**OBJECTIVE:** Search the records for "ensure" and copy each line that holds it.
━━ ENTRIES ━━
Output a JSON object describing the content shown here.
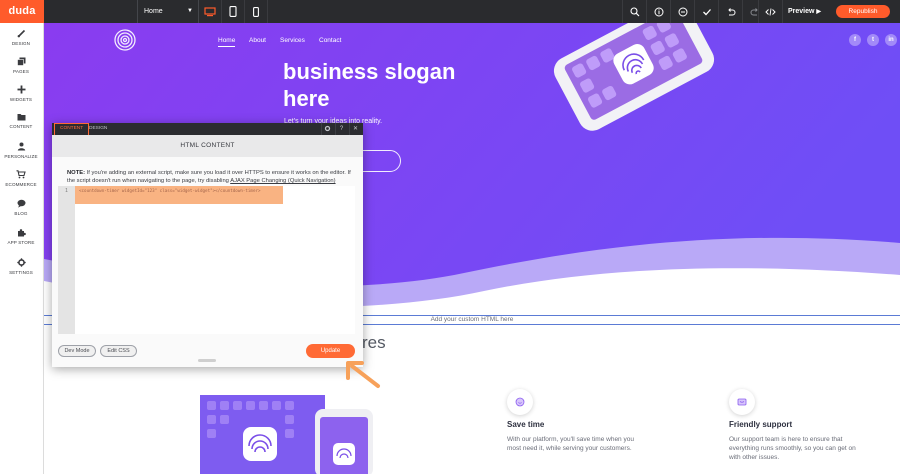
{
  "app": {
    "logo": "duda"
  },
  "toolbar": {
    "page_select": "Home",
    "preview_label": "Preview",
    "republish_label": "Republish",
    "icons": [
      "desktop-icon",
      "tablet-icon",
      "mobile-icon",
      "search-icon",
      "info-icon",
      "zoom-out-icon",
      "check-icon",
      "undo-icon",
      "redo-icon",
      "code-icon"
    ]
  },
  "sidebar": {
    "items": [
      {
        "label": "DESIGN",
        "icon": "brush-icon"
      },
      {
        "label": "PAGES",
        "icon": "pages-icon"
      },
      {
        "label": "WIDGETS",
        "icon": "plus-icon"
      },
      {
        "label": "CONTENT",
        "icon": "folder-icon"
      },
      {
        "label": "PERSONALIZE",
        "icon": "person-icon"
      },
      {
        "label": "ECOMMERCE",
        "icon": "cart-icon"
      },
      {
        "label": "BLOG",
        "icon": "chat-icon"
      },
      {
        "label": "APP STORE",
        "icon": "puzzle-icon"
      },
      {
        "label": "SETTINGS",
        "icon": "gear-icon"
      }
    ]
  },
  "site": {
    "nav": [
      "Home",
      "About",
      "Services",
      "Contact"
    ],
    "social": [
      "f",
      "t",
      "in"
    ],
    "slogan": "business slogan here",
    "subtext": "Let's turn your ideas into reality.",
    "custom_html_placeholder": "Add your custom HTML here",
    "features_title_fragment": "res",
    "features": [
      {
        "title": "Save time",
        "desc": "With our platform, you'll save time when you most need it, while serving your customers."
      },
      {
        "title": "Friendly support",
        "desc": "Our support team is here to ensure that everything runs smoothly, so you can get on with other issues."
      }
    ]
  },
  "dialog": {
    "tabs": [
      "CONTENT",
      "DESIGN"
    ],
    "header_icons": [
      "gear-icon",
      "help-icon",
      "close-icon"
    ],
    "help_glyph": "?",
    "close_glyph": "✕",
    "title": "HTML CONTENT",
    "note_bold": "NOTE:",
    "note_text": " If you're adding an external script, make sure you load it over HTTPS to ensure it works on the editor. If the script doesn't run when navigating to the page, try disabling ",
    "note_link": "AJAX Page Changing (Quick Navigation)",
    "line_number": "1",
    "code": "<countdown-timer widgetId=\"123\" class=\"widget-widget\"></countdown-timer>",
    "dev_mode_label": "Dev Mode",
    "edit_css_label": "Edit CSS",
    "update_label": "Update"
  },
  "colors": {
    "accent": "#ff5b2b",
    "hero_purple": "#7b46f4",
    "toolbar_bg": "#2a2b2e",
    "code_highlight": "#f9b382"
  }
}
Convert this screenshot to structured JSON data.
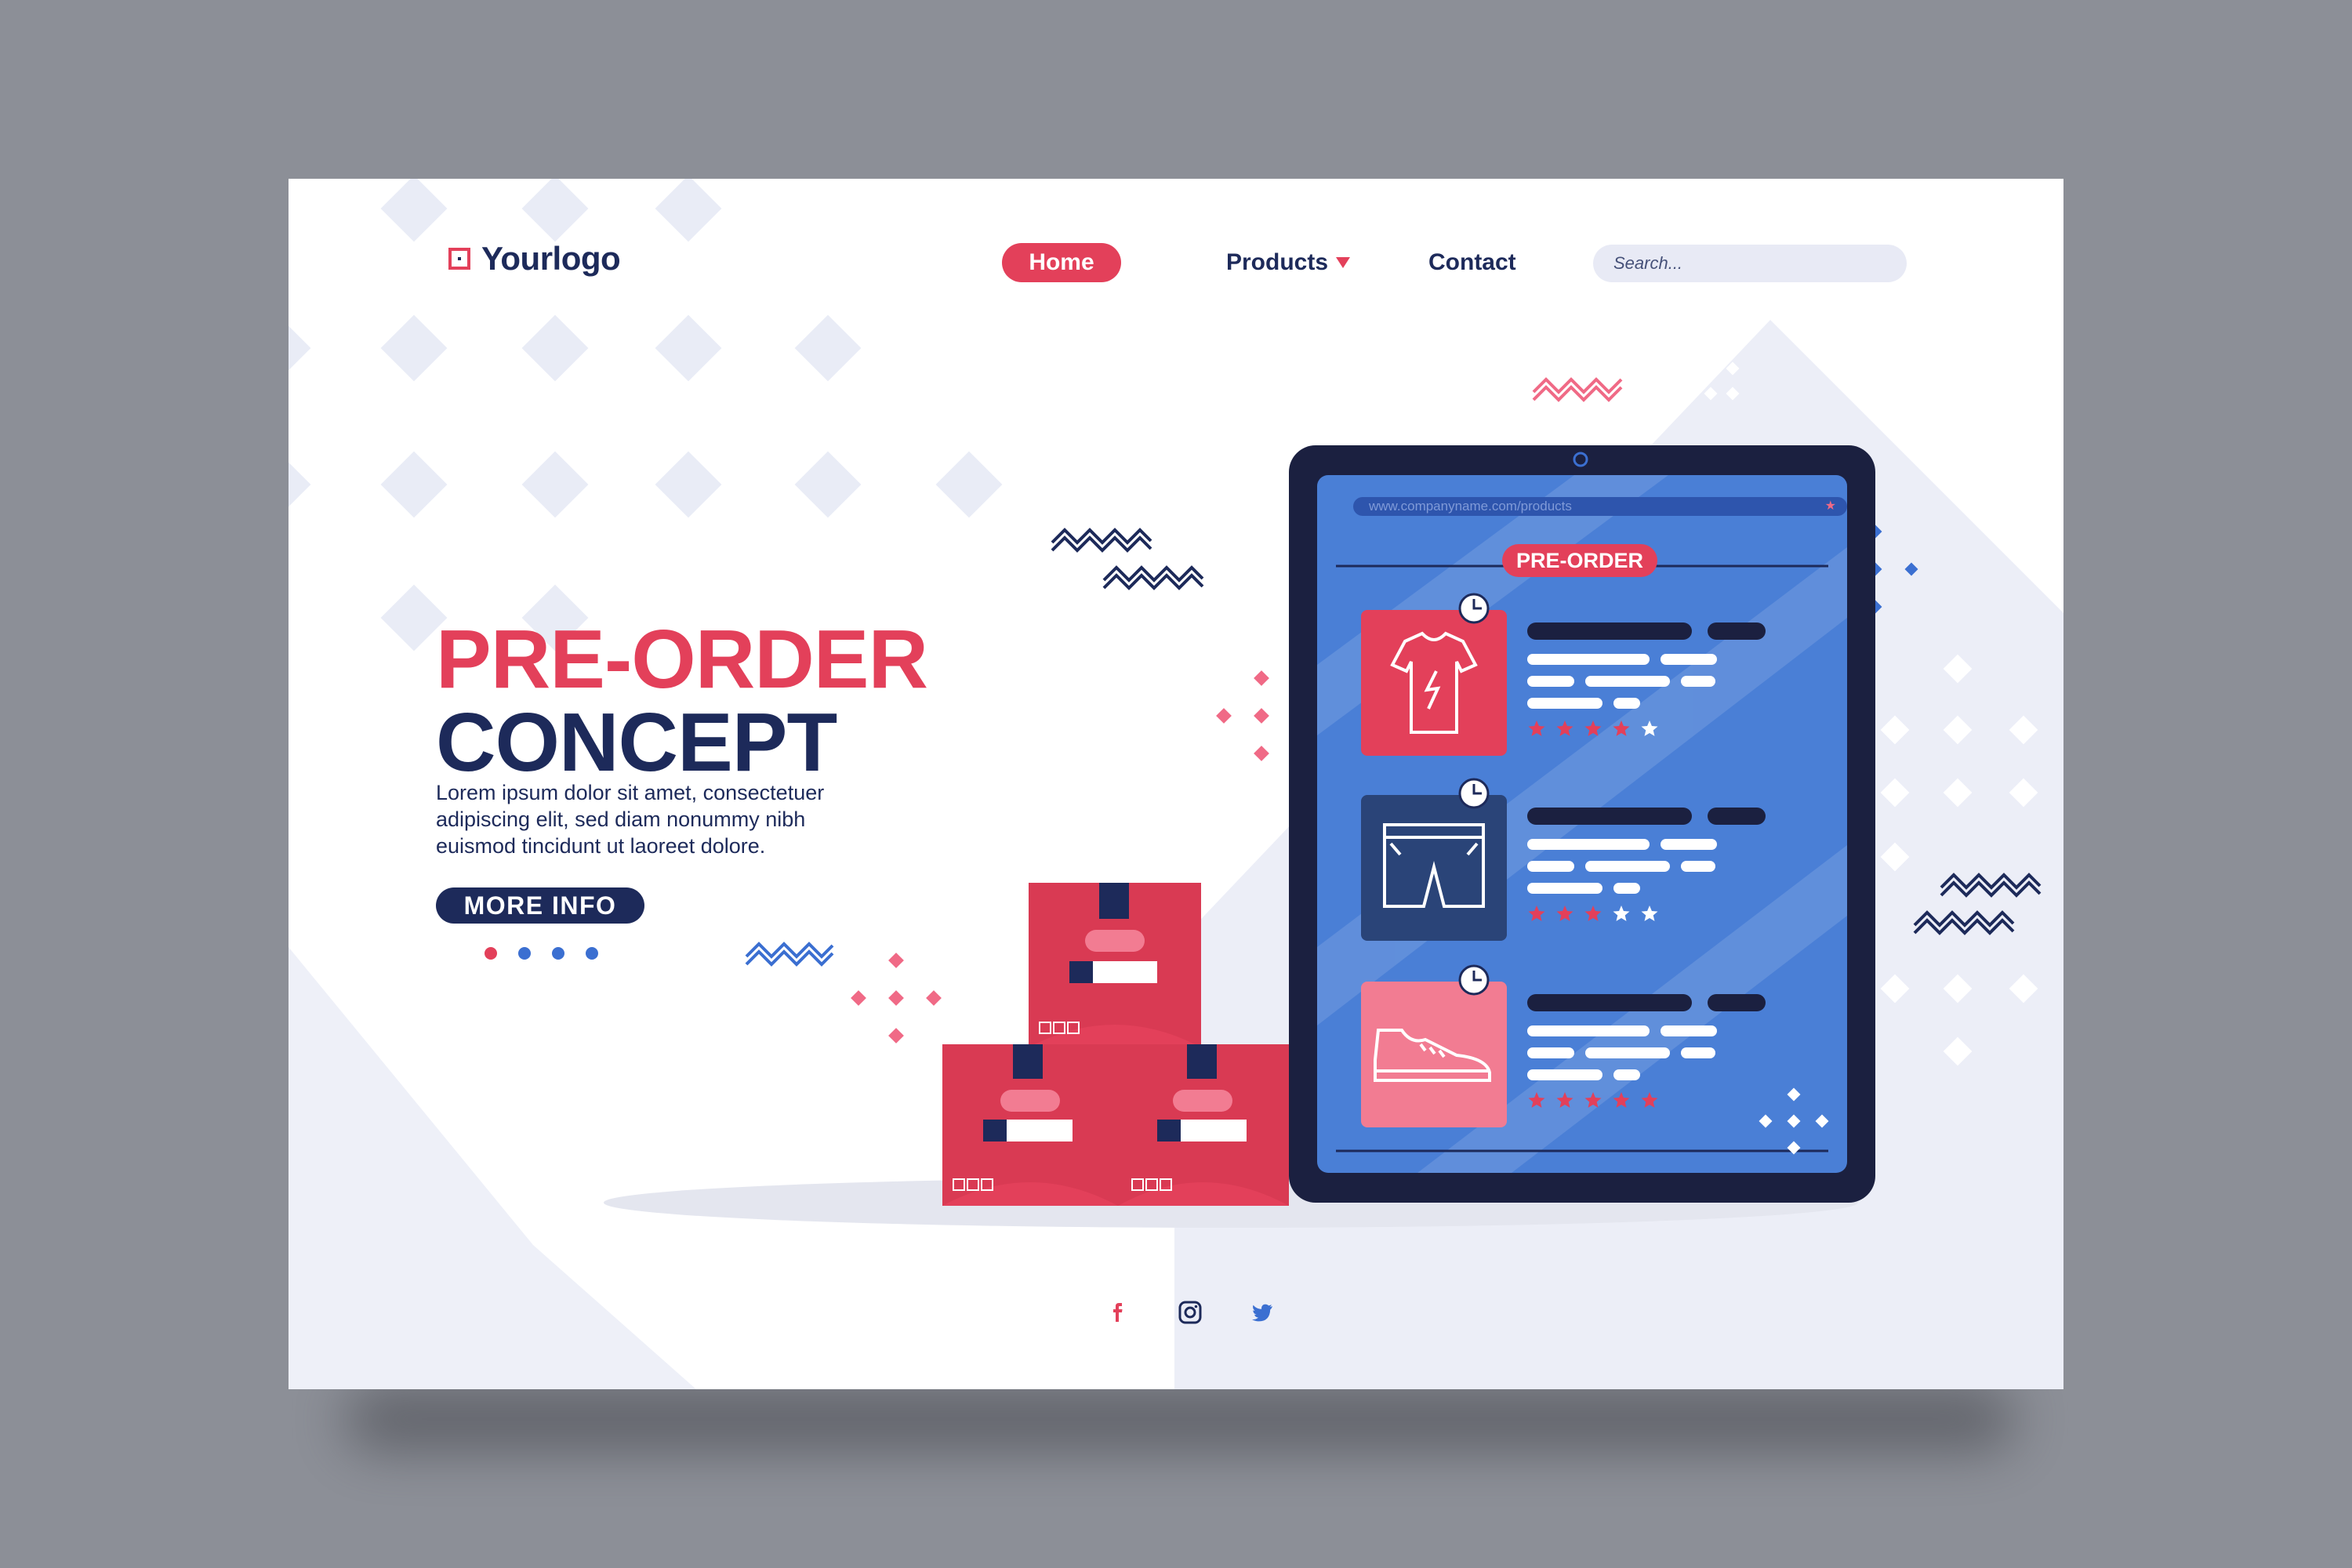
━━━
**SOLVED PROBLEM:**
        "desc": "Our support team is here to ensure that everything runs smoothly, so you can get on with other issues."
    "note_text": " If you're adding an external script, make sure you load it over HTTPS to ensure it works on the editor. If the script doesn't run when navigating to the page, try disabling ",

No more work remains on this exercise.